*Excerpted records*.

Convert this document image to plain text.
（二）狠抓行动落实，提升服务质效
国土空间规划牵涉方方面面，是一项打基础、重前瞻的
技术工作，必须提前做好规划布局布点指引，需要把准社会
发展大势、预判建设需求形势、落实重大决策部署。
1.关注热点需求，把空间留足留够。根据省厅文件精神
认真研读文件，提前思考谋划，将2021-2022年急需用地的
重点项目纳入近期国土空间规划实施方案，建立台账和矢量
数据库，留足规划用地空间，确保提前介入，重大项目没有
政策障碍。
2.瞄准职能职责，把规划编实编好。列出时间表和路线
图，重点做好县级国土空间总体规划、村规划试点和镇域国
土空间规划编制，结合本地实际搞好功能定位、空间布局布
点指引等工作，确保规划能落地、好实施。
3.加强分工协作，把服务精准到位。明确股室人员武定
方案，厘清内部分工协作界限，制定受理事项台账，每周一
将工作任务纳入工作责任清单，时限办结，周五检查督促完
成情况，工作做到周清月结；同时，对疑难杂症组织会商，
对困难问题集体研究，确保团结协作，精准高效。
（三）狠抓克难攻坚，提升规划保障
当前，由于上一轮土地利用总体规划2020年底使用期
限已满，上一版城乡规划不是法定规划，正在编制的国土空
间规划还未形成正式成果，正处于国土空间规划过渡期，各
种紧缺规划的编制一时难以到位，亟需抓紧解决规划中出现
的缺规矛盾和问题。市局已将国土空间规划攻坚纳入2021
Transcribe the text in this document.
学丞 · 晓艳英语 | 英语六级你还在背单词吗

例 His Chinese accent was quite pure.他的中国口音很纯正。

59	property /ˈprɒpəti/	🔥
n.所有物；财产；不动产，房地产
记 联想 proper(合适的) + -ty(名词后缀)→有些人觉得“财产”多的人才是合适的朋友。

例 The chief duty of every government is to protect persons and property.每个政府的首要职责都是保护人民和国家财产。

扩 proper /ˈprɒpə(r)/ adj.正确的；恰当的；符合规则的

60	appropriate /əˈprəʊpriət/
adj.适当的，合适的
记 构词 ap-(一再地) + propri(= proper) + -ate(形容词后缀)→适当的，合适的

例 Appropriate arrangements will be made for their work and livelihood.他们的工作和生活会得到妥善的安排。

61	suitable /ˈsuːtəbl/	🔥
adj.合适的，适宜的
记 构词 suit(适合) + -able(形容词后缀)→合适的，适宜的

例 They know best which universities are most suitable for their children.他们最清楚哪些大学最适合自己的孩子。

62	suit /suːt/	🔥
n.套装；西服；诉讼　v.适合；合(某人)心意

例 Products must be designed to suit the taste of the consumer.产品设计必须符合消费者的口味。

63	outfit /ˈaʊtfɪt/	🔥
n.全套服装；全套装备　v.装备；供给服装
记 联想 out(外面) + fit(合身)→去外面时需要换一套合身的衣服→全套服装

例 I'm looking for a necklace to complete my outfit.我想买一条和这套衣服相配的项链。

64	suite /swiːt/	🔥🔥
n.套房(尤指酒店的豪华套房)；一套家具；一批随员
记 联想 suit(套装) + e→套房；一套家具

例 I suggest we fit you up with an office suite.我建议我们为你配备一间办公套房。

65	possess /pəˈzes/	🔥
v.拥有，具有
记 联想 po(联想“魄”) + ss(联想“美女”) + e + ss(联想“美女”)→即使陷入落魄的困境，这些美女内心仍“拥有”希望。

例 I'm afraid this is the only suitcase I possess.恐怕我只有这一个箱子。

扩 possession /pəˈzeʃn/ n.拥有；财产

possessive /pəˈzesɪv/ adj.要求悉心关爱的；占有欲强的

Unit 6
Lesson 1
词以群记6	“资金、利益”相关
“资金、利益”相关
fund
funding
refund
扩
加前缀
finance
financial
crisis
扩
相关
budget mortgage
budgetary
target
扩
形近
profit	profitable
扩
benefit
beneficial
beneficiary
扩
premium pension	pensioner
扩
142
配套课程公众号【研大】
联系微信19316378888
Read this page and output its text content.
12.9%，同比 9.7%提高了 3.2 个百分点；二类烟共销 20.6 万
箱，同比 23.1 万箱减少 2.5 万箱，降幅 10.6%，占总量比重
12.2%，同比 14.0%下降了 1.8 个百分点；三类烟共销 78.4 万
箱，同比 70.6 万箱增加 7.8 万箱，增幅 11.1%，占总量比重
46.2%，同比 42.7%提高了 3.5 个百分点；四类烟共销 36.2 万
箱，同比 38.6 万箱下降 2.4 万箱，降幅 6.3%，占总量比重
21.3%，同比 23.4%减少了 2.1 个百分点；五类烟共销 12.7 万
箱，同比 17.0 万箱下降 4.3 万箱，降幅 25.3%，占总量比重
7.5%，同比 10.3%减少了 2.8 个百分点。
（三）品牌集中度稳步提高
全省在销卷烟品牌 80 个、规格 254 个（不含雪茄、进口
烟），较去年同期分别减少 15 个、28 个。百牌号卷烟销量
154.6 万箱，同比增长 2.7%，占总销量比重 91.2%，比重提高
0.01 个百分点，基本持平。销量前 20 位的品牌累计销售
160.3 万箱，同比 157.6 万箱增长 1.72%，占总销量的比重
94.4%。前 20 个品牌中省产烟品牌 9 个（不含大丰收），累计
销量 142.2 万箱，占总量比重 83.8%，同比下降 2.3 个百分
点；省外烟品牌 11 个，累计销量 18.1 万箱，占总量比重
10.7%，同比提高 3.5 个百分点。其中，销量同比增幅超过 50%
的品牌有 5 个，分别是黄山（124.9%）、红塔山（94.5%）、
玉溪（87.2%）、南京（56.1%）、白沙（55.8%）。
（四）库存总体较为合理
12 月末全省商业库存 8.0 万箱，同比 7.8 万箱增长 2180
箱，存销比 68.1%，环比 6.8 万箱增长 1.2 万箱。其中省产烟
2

*Problem to work on*. Give the count of lines in the listing above that include "this", with no other words.

*Task result*. 4